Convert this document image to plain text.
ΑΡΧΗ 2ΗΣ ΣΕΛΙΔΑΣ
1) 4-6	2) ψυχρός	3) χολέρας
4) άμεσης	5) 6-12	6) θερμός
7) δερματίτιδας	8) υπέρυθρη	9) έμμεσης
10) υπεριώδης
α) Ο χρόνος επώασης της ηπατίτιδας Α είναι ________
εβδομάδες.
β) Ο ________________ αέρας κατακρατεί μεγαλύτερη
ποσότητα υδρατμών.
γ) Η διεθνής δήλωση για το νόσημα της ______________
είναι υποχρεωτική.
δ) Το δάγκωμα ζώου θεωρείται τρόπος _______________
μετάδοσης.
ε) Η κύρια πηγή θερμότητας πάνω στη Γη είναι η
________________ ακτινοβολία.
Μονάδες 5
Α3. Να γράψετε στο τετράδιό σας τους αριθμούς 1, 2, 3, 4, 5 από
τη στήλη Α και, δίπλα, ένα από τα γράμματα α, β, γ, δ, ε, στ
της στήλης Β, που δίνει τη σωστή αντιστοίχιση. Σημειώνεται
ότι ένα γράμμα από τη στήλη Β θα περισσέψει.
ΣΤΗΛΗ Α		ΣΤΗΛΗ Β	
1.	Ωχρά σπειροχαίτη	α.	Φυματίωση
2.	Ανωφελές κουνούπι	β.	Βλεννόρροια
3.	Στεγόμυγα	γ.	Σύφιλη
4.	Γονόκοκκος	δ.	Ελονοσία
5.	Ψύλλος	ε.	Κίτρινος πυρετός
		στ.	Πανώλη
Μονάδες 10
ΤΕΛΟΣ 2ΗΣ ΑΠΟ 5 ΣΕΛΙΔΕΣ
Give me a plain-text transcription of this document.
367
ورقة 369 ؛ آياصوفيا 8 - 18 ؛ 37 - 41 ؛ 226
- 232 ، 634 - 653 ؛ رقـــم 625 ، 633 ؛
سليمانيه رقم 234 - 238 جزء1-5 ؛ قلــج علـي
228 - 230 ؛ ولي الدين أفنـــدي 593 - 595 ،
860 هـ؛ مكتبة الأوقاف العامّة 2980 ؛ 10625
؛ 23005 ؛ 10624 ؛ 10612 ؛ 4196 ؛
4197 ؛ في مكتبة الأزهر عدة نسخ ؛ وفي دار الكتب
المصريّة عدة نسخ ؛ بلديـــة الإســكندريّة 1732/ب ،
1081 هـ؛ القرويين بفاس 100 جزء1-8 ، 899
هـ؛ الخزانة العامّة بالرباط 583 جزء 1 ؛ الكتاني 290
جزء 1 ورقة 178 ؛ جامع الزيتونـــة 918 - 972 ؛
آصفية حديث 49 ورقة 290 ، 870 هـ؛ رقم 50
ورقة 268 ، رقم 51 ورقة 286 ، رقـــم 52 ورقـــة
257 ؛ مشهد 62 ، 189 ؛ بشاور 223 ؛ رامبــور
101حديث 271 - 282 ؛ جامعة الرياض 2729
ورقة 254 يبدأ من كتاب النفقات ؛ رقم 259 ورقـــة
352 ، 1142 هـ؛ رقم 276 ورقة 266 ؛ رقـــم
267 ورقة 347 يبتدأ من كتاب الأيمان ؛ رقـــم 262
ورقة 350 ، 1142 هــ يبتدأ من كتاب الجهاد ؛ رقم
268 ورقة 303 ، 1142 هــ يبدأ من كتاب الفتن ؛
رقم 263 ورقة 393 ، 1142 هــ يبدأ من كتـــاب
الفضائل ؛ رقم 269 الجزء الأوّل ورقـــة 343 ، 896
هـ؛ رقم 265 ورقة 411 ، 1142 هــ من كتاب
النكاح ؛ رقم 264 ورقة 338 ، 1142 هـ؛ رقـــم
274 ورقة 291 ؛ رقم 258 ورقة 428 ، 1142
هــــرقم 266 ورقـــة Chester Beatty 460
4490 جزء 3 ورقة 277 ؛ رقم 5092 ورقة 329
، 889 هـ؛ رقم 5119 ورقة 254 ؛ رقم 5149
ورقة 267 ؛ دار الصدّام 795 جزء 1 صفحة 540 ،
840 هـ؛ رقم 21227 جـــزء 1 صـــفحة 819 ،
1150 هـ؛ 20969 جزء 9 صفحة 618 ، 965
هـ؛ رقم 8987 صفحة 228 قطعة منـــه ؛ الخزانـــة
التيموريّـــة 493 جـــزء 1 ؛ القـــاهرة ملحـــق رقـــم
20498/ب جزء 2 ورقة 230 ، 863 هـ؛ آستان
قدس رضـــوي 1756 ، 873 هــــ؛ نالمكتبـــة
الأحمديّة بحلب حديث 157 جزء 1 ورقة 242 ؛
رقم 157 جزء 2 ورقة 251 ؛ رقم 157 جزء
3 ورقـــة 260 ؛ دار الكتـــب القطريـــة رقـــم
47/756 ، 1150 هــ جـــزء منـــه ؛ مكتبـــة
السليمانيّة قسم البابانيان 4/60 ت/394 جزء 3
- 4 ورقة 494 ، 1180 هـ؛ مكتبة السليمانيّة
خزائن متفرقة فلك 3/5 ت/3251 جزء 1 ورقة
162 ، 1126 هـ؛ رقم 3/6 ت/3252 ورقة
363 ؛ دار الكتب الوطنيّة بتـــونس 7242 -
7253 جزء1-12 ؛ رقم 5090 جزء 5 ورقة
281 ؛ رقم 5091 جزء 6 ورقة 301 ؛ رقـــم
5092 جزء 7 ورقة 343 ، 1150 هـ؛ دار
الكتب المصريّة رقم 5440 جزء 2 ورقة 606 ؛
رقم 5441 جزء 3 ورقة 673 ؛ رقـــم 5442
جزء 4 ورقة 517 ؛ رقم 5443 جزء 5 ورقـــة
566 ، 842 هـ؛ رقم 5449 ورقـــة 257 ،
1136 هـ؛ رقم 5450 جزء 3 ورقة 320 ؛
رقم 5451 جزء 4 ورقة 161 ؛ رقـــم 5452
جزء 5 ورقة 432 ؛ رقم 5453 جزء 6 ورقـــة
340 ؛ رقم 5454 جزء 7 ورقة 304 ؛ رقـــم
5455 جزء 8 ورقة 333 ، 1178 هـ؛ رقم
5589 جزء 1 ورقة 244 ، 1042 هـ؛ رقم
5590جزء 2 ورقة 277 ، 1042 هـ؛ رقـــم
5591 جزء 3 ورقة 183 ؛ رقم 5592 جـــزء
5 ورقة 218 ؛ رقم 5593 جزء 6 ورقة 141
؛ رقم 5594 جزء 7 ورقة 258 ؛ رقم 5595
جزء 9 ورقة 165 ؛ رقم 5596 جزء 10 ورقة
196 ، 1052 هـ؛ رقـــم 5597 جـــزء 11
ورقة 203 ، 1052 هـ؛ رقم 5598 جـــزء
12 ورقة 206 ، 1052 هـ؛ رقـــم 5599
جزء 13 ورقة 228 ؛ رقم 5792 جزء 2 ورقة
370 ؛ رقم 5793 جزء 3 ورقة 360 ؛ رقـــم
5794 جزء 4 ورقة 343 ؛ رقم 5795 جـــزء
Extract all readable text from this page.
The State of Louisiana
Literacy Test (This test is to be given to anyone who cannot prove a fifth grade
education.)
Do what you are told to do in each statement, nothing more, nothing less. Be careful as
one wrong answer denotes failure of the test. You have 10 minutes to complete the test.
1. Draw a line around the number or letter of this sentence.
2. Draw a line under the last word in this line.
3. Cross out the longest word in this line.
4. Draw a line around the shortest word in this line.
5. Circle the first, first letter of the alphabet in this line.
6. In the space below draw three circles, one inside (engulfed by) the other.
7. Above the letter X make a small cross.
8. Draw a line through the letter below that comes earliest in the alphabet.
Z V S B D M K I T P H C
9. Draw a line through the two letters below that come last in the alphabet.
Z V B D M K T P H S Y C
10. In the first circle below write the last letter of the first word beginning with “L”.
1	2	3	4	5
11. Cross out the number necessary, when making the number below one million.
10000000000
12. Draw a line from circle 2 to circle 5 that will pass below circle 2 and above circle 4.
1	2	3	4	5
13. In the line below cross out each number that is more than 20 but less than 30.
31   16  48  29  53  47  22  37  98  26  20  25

## PROBLEM DETAILS
Copy all lines from the material that hold "صفحة".

## ANSWER TO THE PROBLEM
ورقة 267 ؛ دار الصدّام 795 جزء 1 صفحة 540 ،
1150 هـ؛ 20969 جزء 9 صفحة 618 ، 965
هـ؛ رقم 8987 صفحة 228 قطعة منـــه ؛ الخزانـــة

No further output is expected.